Stored data entries:
======
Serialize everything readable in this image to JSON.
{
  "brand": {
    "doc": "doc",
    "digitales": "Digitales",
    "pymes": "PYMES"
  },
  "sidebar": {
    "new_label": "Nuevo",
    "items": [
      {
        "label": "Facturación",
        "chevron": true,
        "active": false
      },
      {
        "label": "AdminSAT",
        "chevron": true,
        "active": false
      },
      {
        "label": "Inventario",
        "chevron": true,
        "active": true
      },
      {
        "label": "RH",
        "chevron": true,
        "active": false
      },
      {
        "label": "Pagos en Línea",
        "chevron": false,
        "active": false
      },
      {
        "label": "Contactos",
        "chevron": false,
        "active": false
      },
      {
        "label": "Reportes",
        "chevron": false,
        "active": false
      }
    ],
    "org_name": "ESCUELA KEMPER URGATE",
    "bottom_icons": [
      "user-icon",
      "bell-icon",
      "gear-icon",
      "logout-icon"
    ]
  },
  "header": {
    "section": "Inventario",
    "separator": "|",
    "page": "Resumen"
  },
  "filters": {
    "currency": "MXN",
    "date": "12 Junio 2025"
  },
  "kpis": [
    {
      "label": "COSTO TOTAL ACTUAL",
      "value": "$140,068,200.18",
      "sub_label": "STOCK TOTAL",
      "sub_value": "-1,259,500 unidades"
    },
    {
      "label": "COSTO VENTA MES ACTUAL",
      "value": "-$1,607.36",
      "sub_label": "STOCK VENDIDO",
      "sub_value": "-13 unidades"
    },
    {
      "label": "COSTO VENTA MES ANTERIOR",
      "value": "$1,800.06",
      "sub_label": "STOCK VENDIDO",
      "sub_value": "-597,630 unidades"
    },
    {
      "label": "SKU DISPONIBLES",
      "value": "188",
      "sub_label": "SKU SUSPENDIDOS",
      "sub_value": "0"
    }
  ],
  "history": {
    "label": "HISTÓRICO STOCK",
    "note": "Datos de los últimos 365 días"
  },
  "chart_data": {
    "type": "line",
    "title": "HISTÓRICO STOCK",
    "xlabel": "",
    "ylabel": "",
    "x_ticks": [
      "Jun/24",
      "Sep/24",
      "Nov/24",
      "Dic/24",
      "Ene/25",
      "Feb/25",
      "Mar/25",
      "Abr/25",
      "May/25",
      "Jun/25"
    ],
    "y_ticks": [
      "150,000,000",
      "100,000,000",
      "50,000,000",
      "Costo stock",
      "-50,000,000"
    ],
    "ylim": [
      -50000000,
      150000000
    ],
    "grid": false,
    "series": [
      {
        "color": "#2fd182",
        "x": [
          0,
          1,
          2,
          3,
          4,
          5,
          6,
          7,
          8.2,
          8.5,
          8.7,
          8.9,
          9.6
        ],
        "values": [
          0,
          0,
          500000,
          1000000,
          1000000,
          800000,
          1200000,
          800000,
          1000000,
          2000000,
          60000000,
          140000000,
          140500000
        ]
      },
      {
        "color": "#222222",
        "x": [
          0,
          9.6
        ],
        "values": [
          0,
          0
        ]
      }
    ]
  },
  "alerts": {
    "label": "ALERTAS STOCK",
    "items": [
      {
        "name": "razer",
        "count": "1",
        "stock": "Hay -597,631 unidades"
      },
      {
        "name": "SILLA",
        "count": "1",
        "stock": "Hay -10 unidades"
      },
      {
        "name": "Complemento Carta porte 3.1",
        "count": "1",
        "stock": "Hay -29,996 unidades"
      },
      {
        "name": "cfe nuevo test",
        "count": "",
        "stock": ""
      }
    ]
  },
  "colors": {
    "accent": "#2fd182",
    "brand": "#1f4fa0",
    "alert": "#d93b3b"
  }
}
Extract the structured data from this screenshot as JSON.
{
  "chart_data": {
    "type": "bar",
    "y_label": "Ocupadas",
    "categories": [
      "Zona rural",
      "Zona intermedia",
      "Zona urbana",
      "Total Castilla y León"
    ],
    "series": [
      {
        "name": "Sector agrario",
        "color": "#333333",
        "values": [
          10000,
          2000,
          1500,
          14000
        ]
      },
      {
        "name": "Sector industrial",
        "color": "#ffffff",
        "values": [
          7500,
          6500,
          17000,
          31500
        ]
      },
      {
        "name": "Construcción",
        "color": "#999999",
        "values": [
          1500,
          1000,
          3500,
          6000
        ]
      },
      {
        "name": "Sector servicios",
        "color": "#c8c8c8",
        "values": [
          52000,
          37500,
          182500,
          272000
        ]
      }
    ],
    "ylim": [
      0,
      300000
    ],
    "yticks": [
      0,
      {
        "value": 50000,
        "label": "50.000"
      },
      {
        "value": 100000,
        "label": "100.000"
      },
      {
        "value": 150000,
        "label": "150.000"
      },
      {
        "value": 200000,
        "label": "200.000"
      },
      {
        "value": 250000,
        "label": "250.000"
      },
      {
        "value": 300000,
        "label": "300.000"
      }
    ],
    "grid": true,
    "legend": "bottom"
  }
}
======
> **THE TASK**
Repeat back the data above, exact to the last character.

> **PROBLEM SOLUTION**
Serialize everything readable in this image to JSON.
{
  "brand": {
    "doc": "doc",
    "digitales": "Digitales",
    "pymes": "PYMES"
  },
  "sidebar": {
    "new_label": "Nuevo",
    "items": [
      {
        "label": "Facturación",
        "chevron": true,
        "active": false
      },
      {
        "label": "AdminSAT",
        "chevron": true,
        "active": false
      },
      {
        "label": "Inventario",
        "chevron": true,
        "active": true
      },
      {
        "label": "RH",
        "chevron": true,
        "active": false
      },
      {
        "label": "Pagos en Línea",
        "chevron": false,
        "active": false
      },
      {
        "label": "Contactos",
        "chevron": false,
        "active": false
      },
      {
        "label": "Reportes",
        "chevron": false,
        "active": false
      }
    ],
    "org_name": "ESCUELA KEMPER URGATE",
    "bottom_icons": [
      "user-icon",
      "bell-icon",
      "gear-icon",
      "logout-icon"
    ]
  },
  "header": {
    "section": "Inventario",
    "separator": "|",
    "page": "Resumen"
  },
  "filters": {
    "currency": "MXN",
    "date": "12 Junio 2025"
  },
  "kpis": [
    {
      "label": "COSTO TOTAL ACTUAL",
      "value": "$140,068,200.18",
      "sub_label": "STOCK TOTAL",
      "sub_value": "-1,259,500 unidades"
    },
    {
      "label": "COSTO VENTA MES ACTUAL",
      "value": "-$1,607.36",
      "sub_label": "STOCK VENDIDO",
      "sub_value": "-13 unidades"
    },
    {
      "label": "COSTO VENTA MES ANTERIOR",
      "value": "$1,800.06",
      "sub_label": "STOCK VENDIDO",
      "sub_value": "-597,630 unidades"
    },
    {
      "label": "SKU DISPONIBLES",
      "value": "188",
      "sub_label": "SKU SUSPENDIDOS",
      "sub_value": "0"
    }
  ],
  "history": {
    "label": "HISTÓRICO STOCK",
    "note": "Datos de los últimos 365 días"
  },
  "chart_data": {
    "type": "line",
    "title": "HISTÓRICO STOCK",
    "xlabel": "",
    "ylabel": "",
    "x_ticks": [
      "Jun/24",
      "Sep/24",
      "Nov/24",
      "Dic/24",
      "Ene/25",
      "Feb/25",
      "Mar/25",
      "Abr/25",
      "May/25",
      "Jun/25"
    ],
    "y_ticks": [
      "150,000,000",
      "100,000,000",
      "50,000,000",
      "Costo stock",
      "-50,000,000"
    ],
    "ylim": [
      -50000000,
      150000000
    ],
    "grid": false,
    "series": [
      {
        "color": "#2fd182",
        "x": [
          0,
          1,
          2,
          3,
          4,
          5,
          6,
          7,
          8.2,
          8.5,
          8.7,
          8.9,
          9.6
        ],
        "values": [
          0,
          0,
          500000,
          1000000,
          1000000,
          800000,
          1200000,
          800000,
          1000000,
          2000000,
          60000000,
          140000000,
          140500000
        ]
      },
      {
        "color": "#222222",
        "x": [
          0,
          9.6
        ],
        "values": [
          0,
          0
        ]
      }
    ]
  },
  "alerts": {
    "label": "ALERTAS STOCK",
    "items": [
      {
        "name": "razer",
        "count": "1",
        "stock": "Hay -597,631 unidades"
      },
      {
        "name": "SILLA",
        "count": "1",
        "stock": "Hay -10 unidades"
      },
      {
        "name": "Complemento Carta porte 3.1",
        "count": "1",
        "stock": "Hay -29,996 unidades"
      },
      {
        "name": "cfe nuevo test",
        "count": "",
        "stock": ""
      }
    ]
  },
  "colors": {
    "accent": "#2fd182",
    "brand": "#1f4fa0",
    "alert": "#d93b3b"
  }
}
Extract the structured data from this screenshot as JSON.
{
  "chart_data": {
    "type": "bar",
    "y_label": "Ocupadas",
    "categories": [
      "Zona rural",
      "Zona intermedia",
      "Zona urbana",
      "Total Castilla y León"
    ],
    "series": [
      {
        "name": "Sector agrario",
        "color": "#333333",
        "values": [
          10000,
          2000,
          1500,
          14000
        ]
      },
      {
        "name": "Sector industrial",
        "color": "#ffffff",
        "values": [
          7500,
          6500,
          17000,
          31500
        ]
      },
      {
        "name": "Construcción",
        "color": "#999999",
        "values": [
          1500,
          1000,
          3500,
          6000
        ]
      },
      {
        "name": "Sector servicios",
        "color": "#c8c8c8",
        "values": [
          52000,
          37500,
          182500,
          272000
        ]
      }
    ],
    "ylim": [
      0,
      300000
    ],
    "yticks": [
      0,
      {
        "value": 50000,
        "label": "50.000"
      },
      {
        "value": 100000,
        "label": "100.000"
      },
      {
        "value": 150000,
        "label": "150.000"
      },
      {
        "value": 200000,
        "label": "200.000"
      },
      {
        "value": 250000,
        "label": "250.000"
      },
      {
        "value": 300000,
        "label": "300.000"
      }
    ],
    "grid": true,
    "legend": "bottom"
  }
}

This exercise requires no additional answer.